▸ Source data
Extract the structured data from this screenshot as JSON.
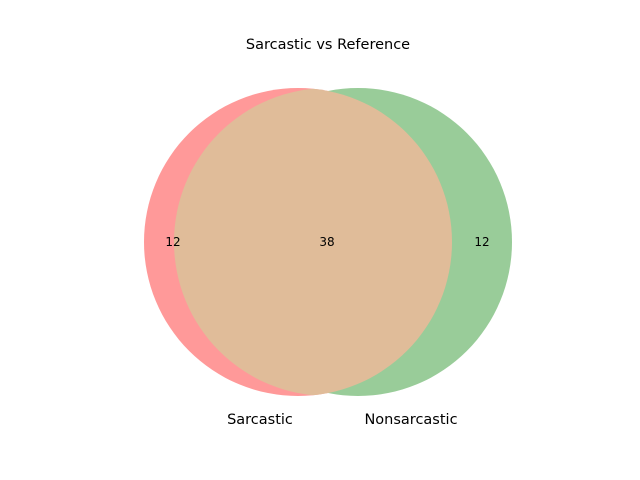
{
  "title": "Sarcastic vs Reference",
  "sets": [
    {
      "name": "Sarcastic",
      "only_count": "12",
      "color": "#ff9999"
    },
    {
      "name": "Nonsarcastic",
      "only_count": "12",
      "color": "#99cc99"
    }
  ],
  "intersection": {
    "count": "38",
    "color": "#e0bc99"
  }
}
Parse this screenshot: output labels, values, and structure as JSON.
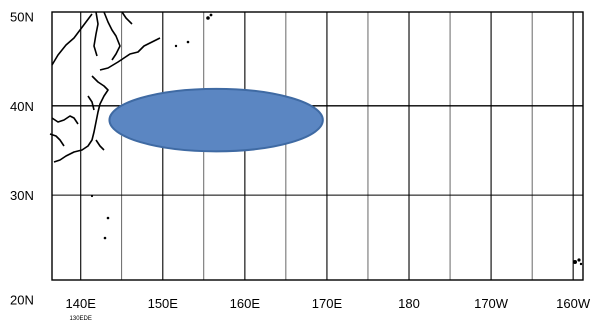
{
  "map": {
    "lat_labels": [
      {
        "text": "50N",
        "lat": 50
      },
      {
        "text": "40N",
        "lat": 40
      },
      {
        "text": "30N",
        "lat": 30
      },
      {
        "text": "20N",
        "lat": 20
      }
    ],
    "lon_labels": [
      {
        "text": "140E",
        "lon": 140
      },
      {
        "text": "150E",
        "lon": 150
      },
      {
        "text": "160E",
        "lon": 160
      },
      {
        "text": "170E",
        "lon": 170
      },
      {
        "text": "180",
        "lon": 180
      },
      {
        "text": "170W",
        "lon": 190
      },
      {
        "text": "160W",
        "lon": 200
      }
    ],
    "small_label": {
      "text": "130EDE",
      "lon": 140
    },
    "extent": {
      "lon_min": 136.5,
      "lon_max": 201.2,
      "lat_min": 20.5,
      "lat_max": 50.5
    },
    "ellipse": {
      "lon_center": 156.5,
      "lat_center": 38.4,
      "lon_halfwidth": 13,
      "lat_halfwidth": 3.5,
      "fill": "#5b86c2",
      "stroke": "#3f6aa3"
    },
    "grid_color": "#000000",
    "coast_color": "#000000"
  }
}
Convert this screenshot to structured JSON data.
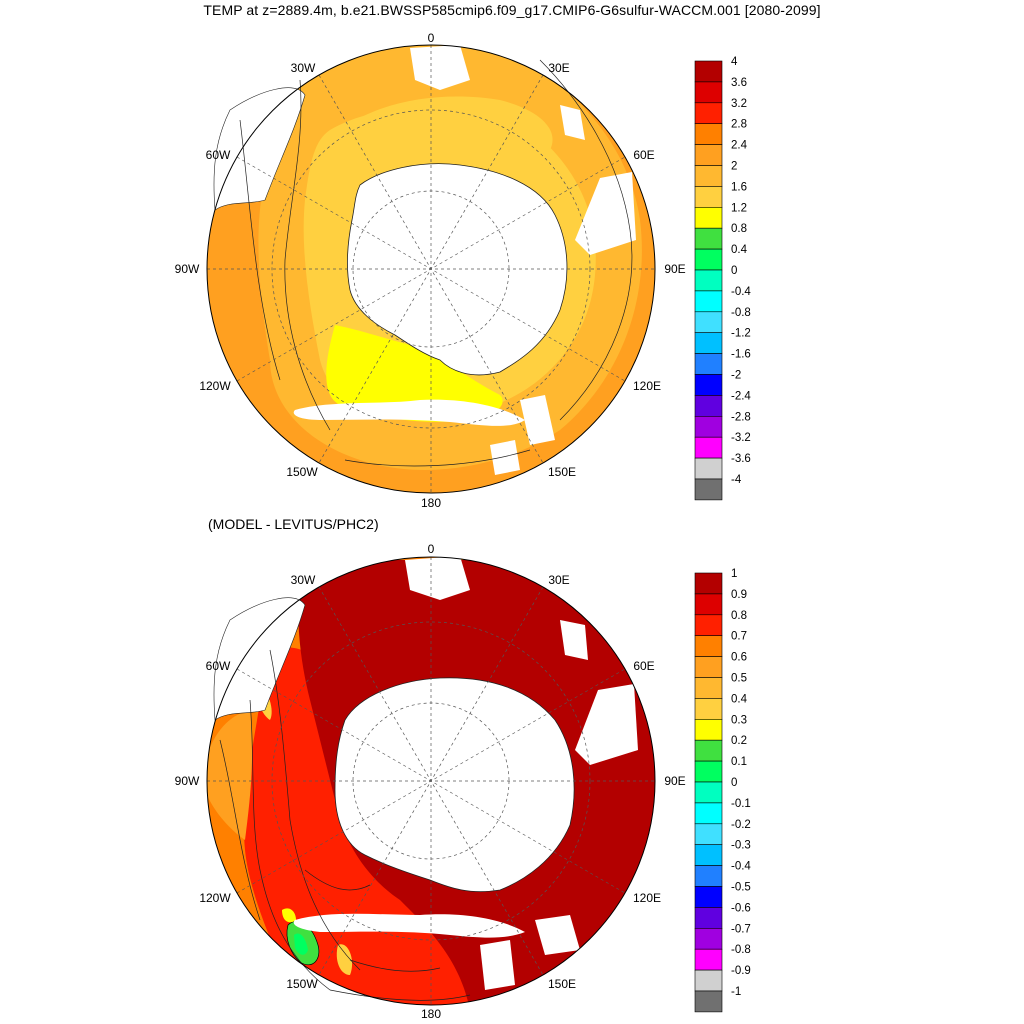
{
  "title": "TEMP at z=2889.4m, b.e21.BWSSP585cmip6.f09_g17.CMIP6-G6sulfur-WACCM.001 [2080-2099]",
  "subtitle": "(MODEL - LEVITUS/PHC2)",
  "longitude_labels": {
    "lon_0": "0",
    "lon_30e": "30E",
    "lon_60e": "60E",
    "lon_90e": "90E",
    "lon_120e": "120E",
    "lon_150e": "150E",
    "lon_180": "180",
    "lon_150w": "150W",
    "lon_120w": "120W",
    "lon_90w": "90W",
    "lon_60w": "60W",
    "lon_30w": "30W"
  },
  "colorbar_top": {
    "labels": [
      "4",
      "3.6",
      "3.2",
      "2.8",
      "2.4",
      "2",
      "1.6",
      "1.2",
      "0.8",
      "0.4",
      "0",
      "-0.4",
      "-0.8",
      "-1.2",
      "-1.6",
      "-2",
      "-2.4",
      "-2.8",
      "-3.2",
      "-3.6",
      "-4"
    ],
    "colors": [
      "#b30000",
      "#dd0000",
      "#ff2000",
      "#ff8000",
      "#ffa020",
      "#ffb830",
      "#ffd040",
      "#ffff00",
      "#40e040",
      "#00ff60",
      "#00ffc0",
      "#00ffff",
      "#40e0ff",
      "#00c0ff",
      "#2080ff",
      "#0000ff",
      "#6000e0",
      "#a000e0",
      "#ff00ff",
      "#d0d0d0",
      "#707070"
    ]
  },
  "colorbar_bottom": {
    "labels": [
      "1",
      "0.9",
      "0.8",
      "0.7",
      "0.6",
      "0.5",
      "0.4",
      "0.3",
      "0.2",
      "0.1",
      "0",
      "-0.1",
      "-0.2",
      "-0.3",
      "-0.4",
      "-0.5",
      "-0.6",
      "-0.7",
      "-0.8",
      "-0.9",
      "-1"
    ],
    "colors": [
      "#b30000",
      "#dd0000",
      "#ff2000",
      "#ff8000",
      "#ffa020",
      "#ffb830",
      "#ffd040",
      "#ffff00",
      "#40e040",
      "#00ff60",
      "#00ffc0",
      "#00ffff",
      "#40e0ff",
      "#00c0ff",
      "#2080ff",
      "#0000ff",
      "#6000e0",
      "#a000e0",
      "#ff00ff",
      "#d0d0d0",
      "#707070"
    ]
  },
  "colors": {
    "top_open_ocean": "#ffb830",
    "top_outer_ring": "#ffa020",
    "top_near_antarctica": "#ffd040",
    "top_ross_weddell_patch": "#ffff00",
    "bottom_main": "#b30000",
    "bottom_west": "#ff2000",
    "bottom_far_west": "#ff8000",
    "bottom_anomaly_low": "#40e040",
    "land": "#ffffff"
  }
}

▸ Work to be completed
Working from the entries above, return all lines that contain "this".

▸ Exercise answer
Extract the structured data from this screenshot as JSON.
Parse this screenshot: output labels, values, and structure as JSON.
Convert this screenshot to structured JSON data.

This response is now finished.